— start —
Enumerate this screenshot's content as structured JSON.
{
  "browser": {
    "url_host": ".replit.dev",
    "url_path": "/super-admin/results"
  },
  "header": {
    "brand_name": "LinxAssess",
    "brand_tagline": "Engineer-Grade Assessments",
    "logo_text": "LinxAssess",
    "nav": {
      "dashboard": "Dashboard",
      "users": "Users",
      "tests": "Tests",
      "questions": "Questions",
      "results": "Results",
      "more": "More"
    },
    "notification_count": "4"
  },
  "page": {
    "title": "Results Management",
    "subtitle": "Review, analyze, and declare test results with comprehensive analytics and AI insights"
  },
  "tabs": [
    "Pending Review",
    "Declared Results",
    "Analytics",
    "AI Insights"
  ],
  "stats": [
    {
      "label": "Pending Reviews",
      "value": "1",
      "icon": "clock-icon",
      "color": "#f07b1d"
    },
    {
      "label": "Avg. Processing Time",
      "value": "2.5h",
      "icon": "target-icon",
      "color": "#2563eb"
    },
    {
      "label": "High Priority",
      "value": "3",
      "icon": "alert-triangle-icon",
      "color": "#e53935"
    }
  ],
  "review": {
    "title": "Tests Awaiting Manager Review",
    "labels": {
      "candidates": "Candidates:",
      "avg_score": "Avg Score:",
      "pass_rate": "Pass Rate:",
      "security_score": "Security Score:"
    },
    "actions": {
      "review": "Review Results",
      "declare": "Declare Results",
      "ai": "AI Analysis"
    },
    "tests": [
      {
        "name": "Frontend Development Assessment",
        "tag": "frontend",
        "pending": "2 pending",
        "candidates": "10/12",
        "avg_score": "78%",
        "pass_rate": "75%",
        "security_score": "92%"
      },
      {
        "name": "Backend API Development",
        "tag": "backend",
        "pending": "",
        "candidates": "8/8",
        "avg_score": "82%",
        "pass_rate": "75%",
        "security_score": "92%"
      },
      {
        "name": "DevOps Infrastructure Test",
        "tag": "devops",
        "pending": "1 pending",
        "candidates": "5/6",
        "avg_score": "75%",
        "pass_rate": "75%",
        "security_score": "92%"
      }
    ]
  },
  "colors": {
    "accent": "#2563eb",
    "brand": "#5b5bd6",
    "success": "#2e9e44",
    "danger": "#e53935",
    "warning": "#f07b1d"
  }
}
— end —
Exercise instructions:
Reproduce the material above without altering a single character.

Complete output:
Enumerate this screenshot's content as structured JSON.
{
  "browser": {
    "url_host": ".replit.dev",
    "url_path": "/super-admin/results"
  },
  "header": {
    "brand_name": "LinxAssess",
    "brand_tagline": "Engineer-Grade Assessments",
    "logo_text": "LinxAssess",
    "nav": {
      "dashboard": "Dashboard",
      "users": "Users",
      "tests": "Tests",
      "questions": "Questions",
      "results": "Results",
      "more": "More"
    },
    "notification_count": "4"
  },
  "page": {
    "title": "Results Management",
    "subtitle": "Review, analyze, and declare test results with comprehensive analytics and AI insights"
  },
  "tabs": [
    "Pending Review",
    "Declared Results",
    "Analytics",
    "AI Insights"
  ],
  "stats": [
    {
      "label": "Pending Reviews",
      "value": "1",
      "icon": "clock-icon",
      "color": "#f07b1d"
    },
    {
      "label": "Avg. Processing Time",
      "value": "2.5h",
      "icon": "target-icon",
      "color": "#2563eb"
    },
    {
      "label": "High Priority",
      "value": "3",
      "icon": "alert-triangle-icon",
      "color": "#e53935"
    }
  ],
  "review": {
    "title": "Tests Awaiting Manager Review",
    "labels": {
      "candidates": "Candidates:",
      "avg_score": "Avg Score:",
      "pass_rate": "Pass Rate:",
      "security_score": "Security Score:"
    },
    "actions": {
      "review": "Review Results",
      "declare": "Declare Results",
      "ai": "AI Analysis"
    },
    "tests": [
      {
        "name": "Frontend Development Assessment",
        "tag": "frontend",
        "pending": "2 pending",
        "candidates": "10/12",
        "avg_score": "78%",
        "pass_rate": "75%",
        "security_score": "92%"
      },
      {
        "name": "Backend API Development",
        "tag": "backend",
        "pending": "",
        "candidates": "8/8",
        "avg_score": "82%",
        "pass_rate": "75%",
        "security_score": "92%"
      },
      {
        "name": "DevOps Infrastructure Test",
        "tag": "devops",
        "pending": "1 pending",
        "candidates": "5/6",
        "avg_score": "75%",
        "pass_rate": "75%",
        "security_score": "92%"
      }
    ]
  },
  "colors": {
    "accent": "#2563eb",
    "brand": "#5b5bd6",
    "success": "#2e9e44",
    "danger": "#e53935",
    "warning": "#f07b1d"
  }
}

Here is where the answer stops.